> **Task objective**
Read the listing and extract each line that includes the word "Sunday".

start Records provided

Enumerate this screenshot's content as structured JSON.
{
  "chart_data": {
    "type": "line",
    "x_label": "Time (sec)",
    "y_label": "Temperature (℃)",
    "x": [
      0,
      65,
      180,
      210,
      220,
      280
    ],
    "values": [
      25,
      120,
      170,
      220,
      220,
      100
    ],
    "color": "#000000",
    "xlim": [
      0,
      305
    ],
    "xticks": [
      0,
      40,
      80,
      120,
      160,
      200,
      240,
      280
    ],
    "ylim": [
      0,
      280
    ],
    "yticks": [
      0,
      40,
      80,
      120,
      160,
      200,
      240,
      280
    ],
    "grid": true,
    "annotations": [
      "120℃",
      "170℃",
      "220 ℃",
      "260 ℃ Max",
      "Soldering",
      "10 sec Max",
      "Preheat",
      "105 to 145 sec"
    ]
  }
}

end Records provided
start Records provided

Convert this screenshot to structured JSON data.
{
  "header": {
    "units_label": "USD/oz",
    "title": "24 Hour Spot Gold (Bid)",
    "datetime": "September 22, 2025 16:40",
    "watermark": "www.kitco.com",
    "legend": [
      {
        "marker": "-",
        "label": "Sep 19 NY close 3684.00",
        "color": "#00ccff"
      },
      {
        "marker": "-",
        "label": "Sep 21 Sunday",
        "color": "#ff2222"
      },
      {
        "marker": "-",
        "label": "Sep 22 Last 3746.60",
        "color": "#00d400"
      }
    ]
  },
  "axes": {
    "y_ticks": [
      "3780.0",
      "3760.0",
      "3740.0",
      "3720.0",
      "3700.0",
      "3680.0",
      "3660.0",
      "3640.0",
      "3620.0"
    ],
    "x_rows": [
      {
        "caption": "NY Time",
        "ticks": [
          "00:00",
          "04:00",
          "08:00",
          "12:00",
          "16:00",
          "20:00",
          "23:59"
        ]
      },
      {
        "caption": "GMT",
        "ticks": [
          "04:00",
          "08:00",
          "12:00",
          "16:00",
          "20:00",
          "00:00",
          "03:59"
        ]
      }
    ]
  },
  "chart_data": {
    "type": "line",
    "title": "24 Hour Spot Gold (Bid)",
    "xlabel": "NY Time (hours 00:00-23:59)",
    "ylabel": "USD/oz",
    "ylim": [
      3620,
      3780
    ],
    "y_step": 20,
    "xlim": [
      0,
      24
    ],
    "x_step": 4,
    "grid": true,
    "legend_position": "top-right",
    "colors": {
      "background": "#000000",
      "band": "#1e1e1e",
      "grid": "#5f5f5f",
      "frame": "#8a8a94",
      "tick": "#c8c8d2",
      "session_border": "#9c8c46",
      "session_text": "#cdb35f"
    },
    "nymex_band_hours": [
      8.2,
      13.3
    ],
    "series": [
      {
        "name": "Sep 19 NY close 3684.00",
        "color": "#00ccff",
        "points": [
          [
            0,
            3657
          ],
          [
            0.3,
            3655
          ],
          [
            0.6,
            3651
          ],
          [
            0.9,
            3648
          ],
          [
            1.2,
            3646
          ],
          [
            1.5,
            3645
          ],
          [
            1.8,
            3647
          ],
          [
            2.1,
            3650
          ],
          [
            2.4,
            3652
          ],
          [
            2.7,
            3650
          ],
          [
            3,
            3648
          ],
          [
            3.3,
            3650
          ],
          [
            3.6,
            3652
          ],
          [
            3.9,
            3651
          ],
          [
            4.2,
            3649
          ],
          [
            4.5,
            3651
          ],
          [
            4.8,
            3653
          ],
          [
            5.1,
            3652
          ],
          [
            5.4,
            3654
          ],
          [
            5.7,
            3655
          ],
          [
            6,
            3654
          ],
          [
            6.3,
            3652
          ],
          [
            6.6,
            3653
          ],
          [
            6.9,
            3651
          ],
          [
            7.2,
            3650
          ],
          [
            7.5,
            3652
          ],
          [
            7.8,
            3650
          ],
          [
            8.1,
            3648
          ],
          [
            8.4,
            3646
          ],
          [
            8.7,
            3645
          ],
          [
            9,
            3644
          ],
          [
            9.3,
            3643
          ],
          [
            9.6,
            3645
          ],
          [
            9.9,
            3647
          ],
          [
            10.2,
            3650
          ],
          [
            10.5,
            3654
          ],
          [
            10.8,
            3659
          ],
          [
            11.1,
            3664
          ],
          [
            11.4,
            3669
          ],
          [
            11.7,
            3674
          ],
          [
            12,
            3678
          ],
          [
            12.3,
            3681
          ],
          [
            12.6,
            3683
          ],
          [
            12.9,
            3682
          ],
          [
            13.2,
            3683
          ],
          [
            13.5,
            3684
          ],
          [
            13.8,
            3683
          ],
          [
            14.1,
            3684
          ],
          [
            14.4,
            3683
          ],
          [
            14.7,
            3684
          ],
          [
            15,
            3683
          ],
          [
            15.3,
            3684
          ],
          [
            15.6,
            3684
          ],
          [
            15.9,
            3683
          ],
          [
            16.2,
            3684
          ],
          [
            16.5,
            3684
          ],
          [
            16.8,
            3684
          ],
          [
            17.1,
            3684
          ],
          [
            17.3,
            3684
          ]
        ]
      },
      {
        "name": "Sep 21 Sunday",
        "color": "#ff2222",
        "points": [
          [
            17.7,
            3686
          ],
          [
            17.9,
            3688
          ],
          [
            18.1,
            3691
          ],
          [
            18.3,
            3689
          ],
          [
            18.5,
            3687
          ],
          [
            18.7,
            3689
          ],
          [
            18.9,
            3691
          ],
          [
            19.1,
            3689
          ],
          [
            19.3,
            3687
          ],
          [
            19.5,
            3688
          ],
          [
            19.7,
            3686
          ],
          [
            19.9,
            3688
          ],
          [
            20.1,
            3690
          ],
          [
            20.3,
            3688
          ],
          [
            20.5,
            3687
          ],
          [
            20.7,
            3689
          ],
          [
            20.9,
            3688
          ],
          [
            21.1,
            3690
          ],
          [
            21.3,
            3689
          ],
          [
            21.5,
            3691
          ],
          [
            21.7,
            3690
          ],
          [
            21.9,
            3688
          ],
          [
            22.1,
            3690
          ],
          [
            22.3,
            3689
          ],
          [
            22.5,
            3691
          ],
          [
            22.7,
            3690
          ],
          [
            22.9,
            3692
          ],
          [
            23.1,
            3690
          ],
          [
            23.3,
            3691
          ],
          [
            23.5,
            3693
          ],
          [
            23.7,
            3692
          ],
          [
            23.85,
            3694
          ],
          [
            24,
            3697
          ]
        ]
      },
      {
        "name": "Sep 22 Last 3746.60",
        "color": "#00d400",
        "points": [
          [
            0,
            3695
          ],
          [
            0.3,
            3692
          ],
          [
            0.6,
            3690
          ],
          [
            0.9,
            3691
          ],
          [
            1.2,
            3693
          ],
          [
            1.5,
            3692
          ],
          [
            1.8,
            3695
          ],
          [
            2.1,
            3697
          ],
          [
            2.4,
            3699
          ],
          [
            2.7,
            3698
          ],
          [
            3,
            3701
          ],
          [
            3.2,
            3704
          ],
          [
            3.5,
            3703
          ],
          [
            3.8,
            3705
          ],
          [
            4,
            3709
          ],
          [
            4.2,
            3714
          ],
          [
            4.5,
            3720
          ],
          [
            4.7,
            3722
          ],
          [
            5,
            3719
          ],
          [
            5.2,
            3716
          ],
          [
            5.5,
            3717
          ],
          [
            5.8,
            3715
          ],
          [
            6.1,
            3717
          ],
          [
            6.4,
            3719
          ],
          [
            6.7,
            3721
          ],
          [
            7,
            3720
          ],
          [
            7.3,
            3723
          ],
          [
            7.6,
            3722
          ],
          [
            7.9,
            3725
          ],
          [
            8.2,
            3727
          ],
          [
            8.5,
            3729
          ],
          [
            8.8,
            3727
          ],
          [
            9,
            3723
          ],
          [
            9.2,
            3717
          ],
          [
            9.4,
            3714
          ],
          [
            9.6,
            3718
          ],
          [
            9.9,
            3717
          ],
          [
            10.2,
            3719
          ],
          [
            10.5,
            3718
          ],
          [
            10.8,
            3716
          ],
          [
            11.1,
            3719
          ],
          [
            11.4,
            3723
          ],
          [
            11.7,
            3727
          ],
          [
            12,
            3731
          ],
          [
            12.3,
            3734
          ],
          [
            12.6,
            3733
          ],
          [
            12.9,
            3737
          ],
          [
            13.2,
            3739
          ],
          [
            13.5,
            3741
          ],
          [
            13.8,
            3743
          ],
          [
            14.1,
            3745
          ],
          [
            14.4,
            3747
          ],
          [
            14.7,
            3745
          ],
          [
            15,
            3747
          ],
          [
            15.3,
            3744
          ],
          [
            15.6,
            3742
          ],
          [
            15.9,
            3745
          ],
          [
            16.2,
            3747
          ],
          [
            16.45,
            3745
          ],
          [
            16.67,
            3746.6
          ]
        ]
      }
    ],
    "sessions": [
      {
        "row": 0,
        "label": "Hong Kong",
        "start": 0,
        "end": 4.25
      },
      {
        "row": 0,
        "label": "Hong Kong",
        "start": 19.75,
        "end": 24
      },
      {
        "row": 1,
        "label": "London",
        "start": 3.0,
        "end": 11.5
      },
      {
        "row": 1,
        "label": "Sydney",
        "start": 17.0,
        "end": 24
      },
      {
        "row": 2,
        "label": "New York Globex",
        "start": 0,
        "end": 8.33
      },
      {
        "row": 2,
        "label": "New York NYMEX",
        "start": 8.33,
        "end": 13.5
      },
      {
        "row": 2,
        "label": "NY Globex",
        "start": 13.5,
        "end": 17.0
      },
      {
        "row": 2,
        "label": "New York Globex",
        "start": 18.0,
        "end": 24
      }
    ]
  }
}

end Records provided

> **Solution below**
        "label": "Sep 21 Sunday",
        "name": "Sep 21 Sunday",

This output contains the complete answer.